##### Supplied data

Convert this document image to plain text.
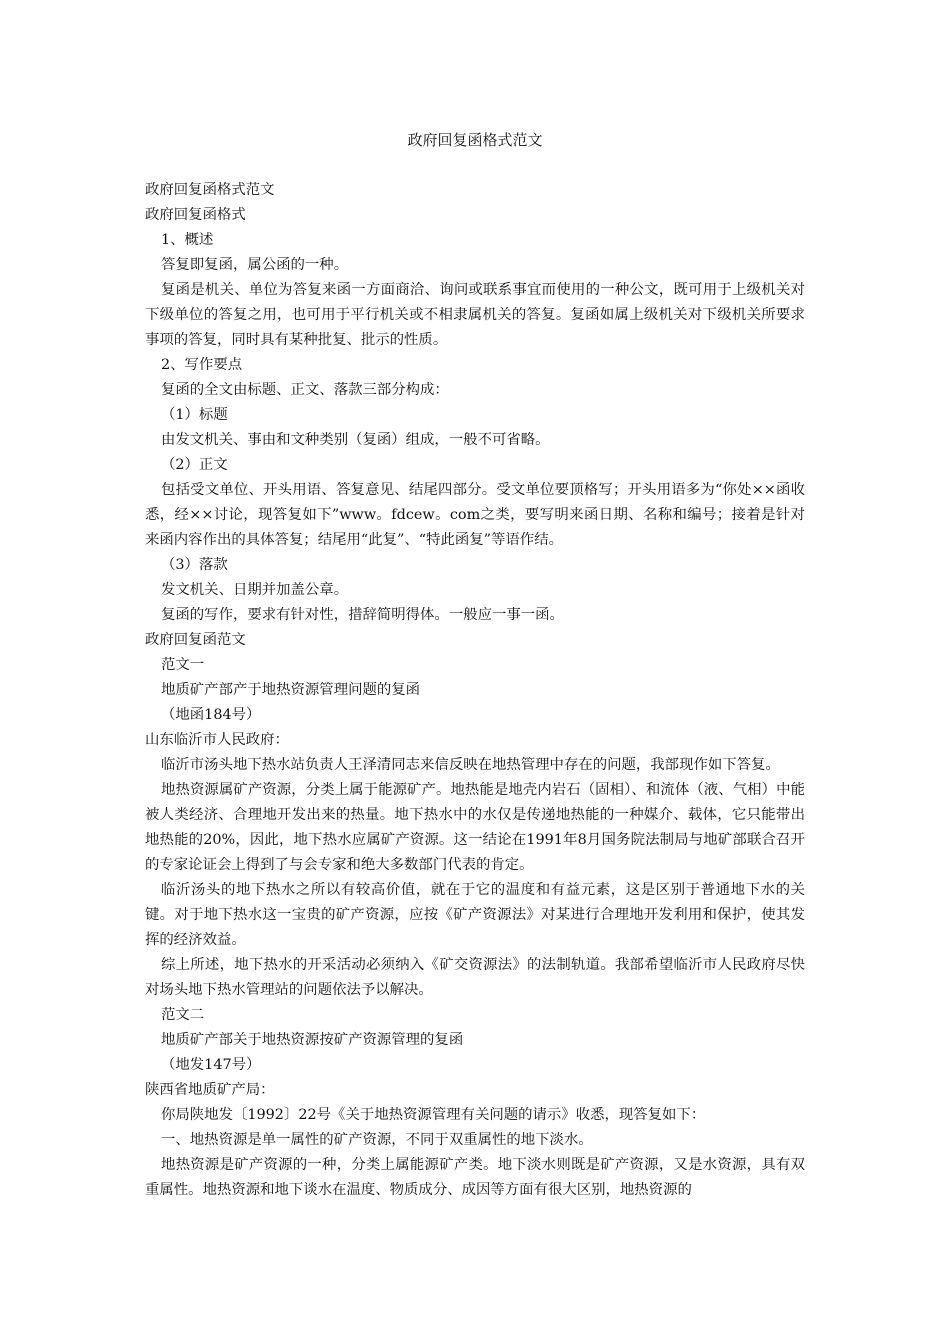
政府回复函格式范文

政府回复函格式范文

政府回复函格式

1、概述

答复即复函，属公函的一种。

复函是机关、单位为答复来函一方面商洽、询问或联系事宜而使用的一种公文，既可用于上级机关对下级单位的答复之用，也可用于平行机关或不相隶属机关的答复。复函如属上级机关对下级机关所要求事项的答复，同时具有某种批复、批示的性质。

2、写作要点

复函的全文由标题、正文、落款三部分构成：

（1）标题

由发文机关、事由和文种类别（复函）组成，一般不可省略。

（2）正文

包括受文单位、开头用语、答复意见、结尾四部分。受文单位要顶格写；开头用语多为“你处××函收悉，经××讨论，现答复如下”www。fdcew。com之类，要写明来函日期、名称和编号；接着是针对来函内容作出的具体答复；结尾用“此复”、“特此函复”等语作结。

（3）落款

发文机关、日期并加盖公章。

复函的写作，要求有针对性，措辞简明得体。一般应一事一函。

政府回复函范文

范文一

地质矿产部产于地热资源管理问题的复函

（地函184号）

山东临沂市人民政府：

临沂市汤头地下热水站负责人王泽清同志来信反映在地热管理中存在的问题，我部现作如下答复。

地热资源属矿产资源，分类上属于能源矿产。地热能是地壳内岩石（固相）、和流体（液、气相）中能被人类经济、合理地开发出来的热量。地下热水中的水仅是传递地热能的一种媒介、载体，它只能带出地热能的20%，因此，地下热水应属矿产资源。这一结论在1991年8月国务院法制局与地矿部联合召开的专家论证会上得到了与会专家和绝大多数部门代表的肯定。

临沂汤头的地下热水之所以有较高价值，就在于它的温度和有益元素，这是区别于普通地下水的关键。对于地下热水这一宝贵的矿产资源，应按《矿产资源法》对某进行合理地开发利用和保护，使其发挥的经济效益。

综上所述，地下热水的开采活动必须纳入《矿交资源法》的法制轨道。我部希望临沂市人民政府尽快对场头地下热水管理站的问题依法予以解决。

范文二

地质矿产部关于地热资源按矿产资源管理的复函

（地发147号）

陕西省地质矿产局：

你局陕地发〔1992〕22号《关于地热资源管理有关问题的请示》收悉，现答复如下：

一、地热资源是单一属性的矿产资源，不同于双重属性的地下淡水。

地热资源是矿产资源的一种，分类上属能源矿产类。地下淡水则既是矿产资源，又是水资源，具有双重属性。地热资源和地下谈水在温度、物质成分、成因等方面有很大区别，地热资源的
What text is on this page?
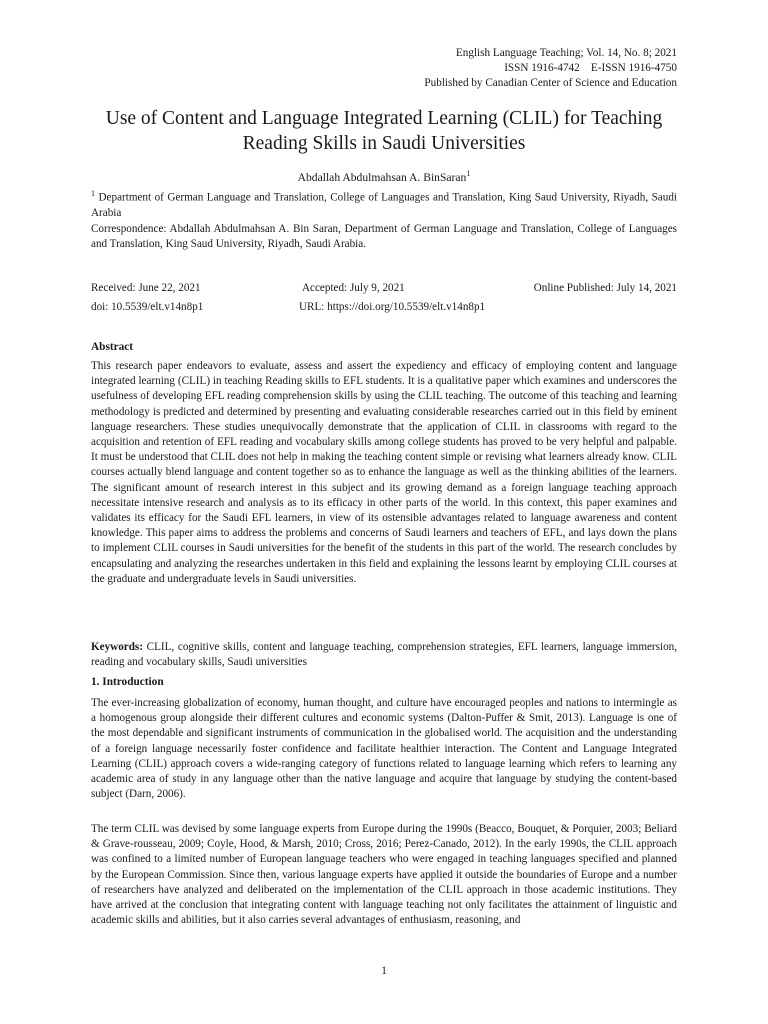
English Language Teaching; Vol. 14, No. 8; 2021
ISSN 1916-4742    E-ISSN 1916-4750
Published by Canadian Center of Science and Education
Use of Content and Language Integrated Learning (CLIL) for Teaching
Reading Skills in Saudi Universities
Abdallah Abdulmahsan A. BinSaran$^1$

$^1$ Department of German Language and Translation, College of Languages and Translation, King Saud University, Riyadh, Saudi Arabia

Correspondence: Abdallah Abdulmahsan A. Bin Saran, Department of German Language and Translation, College of Languages and Translation, King Saud University, Riyadh, Saudi Arabia.

Received: June 22, 2021	Accepted: July 9, 2021	Online Published: July 14, 2021
doi: 10.5539/elt.v14n8p1	URL: https://doi.org/10.5539/elt.v14n8p1
Abstract

This research paper endeavors to evaluate, assess and assert the expediency and efficacy of employing content and language integrated learning (CLIL) in teaching Reading skills to EFL students. It is a qualitative paper which examines and underscores the usefulness of developing EFL reading comprehension skills by using the CLIL teaching. The outcome of this teaching and learning methodology is predicted and determined by presenting and evaluating considerable researches carried out in this field by eminent language researchers. These studies unequivocally demonstrate that the application of CLIL in classrooms with regard to the acquisition and retention of EFL reading and vocabulary skills among college students has proved to be very helpful and palpable. It must be understood that CLIL does not help in making the teaching content simple or revising what learners already know. CLIL courses actually blend language and content together so as to enhance the language as well as the thinking abilities of the learners. The significant amount of research interest in this subject and its growing demand as a foreign language teaching approach necessitate intensive research and analysis as to its efficacy in other parts of the world. In this context, this paper examines and validates its efficacy for the Saudi EFL learners, in view of its ostensible advantages related to language awareness and content knowledge. This paper aims to address the problems and concerns of Saudi learners and teachers of EFL, and lays down the plans to implement CLIL courses in Saudi universities for the benefit of the students in this part of the world. The research concludes by encapsulating and analyzing the researches undertaken in this field and explaining the lessons learnt by employing CLIL courses at the graduate and undergraduate levels in Saudi universities.

Keywords: CLIL, cognitive skills, content and language teaching, comprehension strategies, EFL learners, language immersion, reading and vocabulary skills, Saudi universities

1. Introduction

The ever-increasing globalization of economy, human thought, and culture have encouraged peoples and nations to intermingle as a homogenous group alongside their different cultures and economic systems (Dalton-Puffer & Smit, 2013). Language is one of the most dependable and significant instruments of communication in the globalised world. The acquisition and the understanding of a foreign language necessarily foster confidence and facilitate healthier interaction. The Content and Language Integrated Learning (CLIL) approach covers a wide-ranging category of functions related to language learning which refers to learning any academic area of study in any language other than the native language and acquire that language by studying the content-based subject (Darn, 2006).

The term CLIL was devised by some language experts from Europe during the 1990s (Beacco, Bouquet, & Porquier, 2003; Beliard & Grave-rousseau, 2009; Coyle, Hood, & Marsh, 2010; Cross, 2016; Perez-Canado, 2012). In the early 1990s, the CLIL approach was confined to a limited number of European language teachers who were engaged in teaching languages specified and planned by the European Commission. Since then, various language experts have applied it outside the boundaries of Europe and a number of researchers have analyzed and deliberated on the implementation of the CLIL approach in those academic institutions. They have arrived at the conclusion that integrating content with language teaching not only facilitates the attainment of linguistic and academic skills and abilities, but it also carries several advantages of enthusiasm, reasoning, and

1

##########

Without including the pictures, reproduce all entries exactly.

- _Correct response_
Convert this document image to plain text.
政府回复函格式范文

政府回复函格式范文

政府回复函格式

1、概述

答复即复函，属公函的一种。

复函是机关、单位为答复来函一方面商洽、询问或联系事宜而使用的一种公文，既可用于上级机关对下级单位的答复之用，也可用于平行机关或不相隶属机关的答复。复函如属上级机关对下级机关所要求事项的答复，同时具有某种批复、批示的性质。

2、写作要点

复函的全文由标题、正文、落款三部分构成：

（1）标题

由发文机关、事由和文种类别（复函）组成，一般不可省略。

（2）正文

包括受文单位、开头用语、答复意见、结尾四部分。受文单位要顶格写；开头用语多为“你处××函收悉，经××讨论，现答复如下”www。fdcew。com之类，要写明来函日期、名称和编号；接着是针对来函内容作出的具体答复；结尾用“此复”、“特此函复”等语作结。

（3）落款

发文机关、日期并加盖公章。

复函的写作，要求有针对性，措辞简明得体。一般应一事一函。

政府回复函范文

范文一

地质矿产部产于地热资源管理问题的复函

（地函184号）

山东临沂市人民政府：

临沂市汤头地下热水站负责人王泽清同志来信反映在地热管理中存在的问题，我部现作如下答复。

地热资源属矿产资源，分类上属于能源矿产。地热能是地壳内岩石（固相）、和流体（液、气相）中能被人类经济、合理地开发出来的热量。地下热水中的水仅是传递地热能的一种媒介、载体，它只能带出地热能的20%，因此，地下热水应属矿产资源。这一结论在1991年8月国务院法制局与地矿部联合召开的专家论证会上得到了与会专家和绝大多数部门代表的肯定。

临沂汤头的地下热水之所以有较高价值，就在于它的温度和有益元素，这是区别于普通地下水的关键。对于地下热水这一宝贵的矿产资源，应按《矿产资源法》对某进行合理地开发利用和保护，使其发挥的经济效益。

综上所述，地下热水的开采活动必须纳入《矿交资源法》的法制轨道。我部希望临沂市人民政府尽快对场头地下热水管理站的问题依法予以解决。

范文二

地质矿产部关于地热资源按矿产资源管理的复函

（地发147号）

陕西省地质矿产局：

你局陕地发〔1992〕22号《关于地热资源管理有关问题的请示》收悉，现答复如下：

一、地热资源是单一属性的矿产资源，不同于双重属性的地下淡水。

地热资源是矿产资源的一种，分类上属能源矿产类。地下淡水则既是矿产资源，又是水资源，具有双重属性。地热资源和地下谈水在温度、物质成分、成因等方面有很大区别，地热资源的
What text is on this page?
English Language Teaching; Vol. 14, No. 8; 2021
ISSN 1916-4742    E-ISSN 1916-4750
Published by Canadian Center of Science and Education
Use of Content and Language Integrated Learning (CLIL) for Teaching
Reading Skills in Saudi Universities
Abdallah Abdulmahsan A. BinSaran$^1$

$^1$ Department of German Language and Translation, College of Languages and Translation, King Saud University, Riyadh, Saudi Arabia

Correspondence: Abdallah Abdulmahsan A. Bin Saran, Department of German Language and Translation, College of Languages and Translation, King Saud University, Riyadh, Saudi Arabia.

Received: June 22, 2021	Accepted: July 9, 2021	Online Published: July 14, 2021
doi: 10.5539/elt.v14n8p1	URL: https://doi.org/10.5539/elt.v14n8p1
Abstract

This research paper endeavors to evaluate, assess and assert the expediency and efficacy of employing content and language integrated learning (CLIL) in teaching Reading skills to EFL students. It is a qualitative paper which examines and underscores the usefulness of developing EFL reading comprehension skills by using the CLIL teaching. The outcome of this teaching and learning methodology is predicted and determined by presenting and evaluating considerable researches carried out in this field by eminent language researchers. These studies unequivocally demonstrate that the application of CLIL in classrooms with regard to the acquisition and retention of EFL reading and vocabulary skills among college students has proved to be very helpful and palpable. It must be understood that CLIL does not help in making the teaching content simple or revising what learners already know. CLIL courses actually blend language and content together so as to enhance the language as well as the thinking abilities of the learners. The significant amount of research interest in this subject and its growing demand as a foreign language teaching approach necessitate intensive research and analysis as to its efficacy in other parts of the world. In this context, this paper examines and validates its efficacy for the Saudi EFL learners, in view of its ostensible advantages related to language awareness and content knowledge. This paper aims to address the problems and concerns of Saudi learners and teachers of EFL, and lays down the plans to implement CLIL courses in Saudi universities for the benefit of the students in this part of the world. The research concludes by encapsulating and analyzing the researches undertaken in this field and explaining the lessons learnt by employing CLIL courses at the graduate and undergraduate levels in Saudi universities.

Keywords: CLIL, cognitive skills, content and language teaching, comprehension strategies, EFL learners, language immersion, reading and vocabulary skills, Saudi universities

1. Introduction

The ever-increasing globalization of economy, human thought, and culture have encouraged peoples and nations to intermingle as a homogenous group alongside their different cultures and economic systems (Dalton-Puffer & Smit, 2013). Language is one of the most dependable and significant instruments of communication in the globalised world. The acquisition and the understanding of a foreign language necessarily foster confidence and facilitate healthier interaction. The Content and Language Integrated Learning (CLIL) approach covers a wide-ranging category of functions related to language learning which refers to learning any academic area of study in any language other than the native language and acquire that language by studying the content-based subject (Darn, 2006).

The term CLIL was devised by some language experts from Europe during the 1990s (Beacco, Bouquet, & Porquier, 2003; Beliard & Grave-rousseau, 2009; Coyle, Hood, & Marsh, 2010; Cross, 2016; Perez-Canado, 2012). In the early 1990s, the CLIL approach was confined to a limited number of European language teachers who were engaged in teaching languages specified and planned by the European Commission. Since then, various language experts have applied it outside the boundaries of Europe and a number of researchers have analyzed and deliberated on the implementation of the CLIL approach in those academic institutions. They have arrived at the conclusion that integrating content with language teaching not only facilitates the attainment of linguistic and academic skills and abilities, but it also carries several advantages of enthusiasm, reasoning, and

1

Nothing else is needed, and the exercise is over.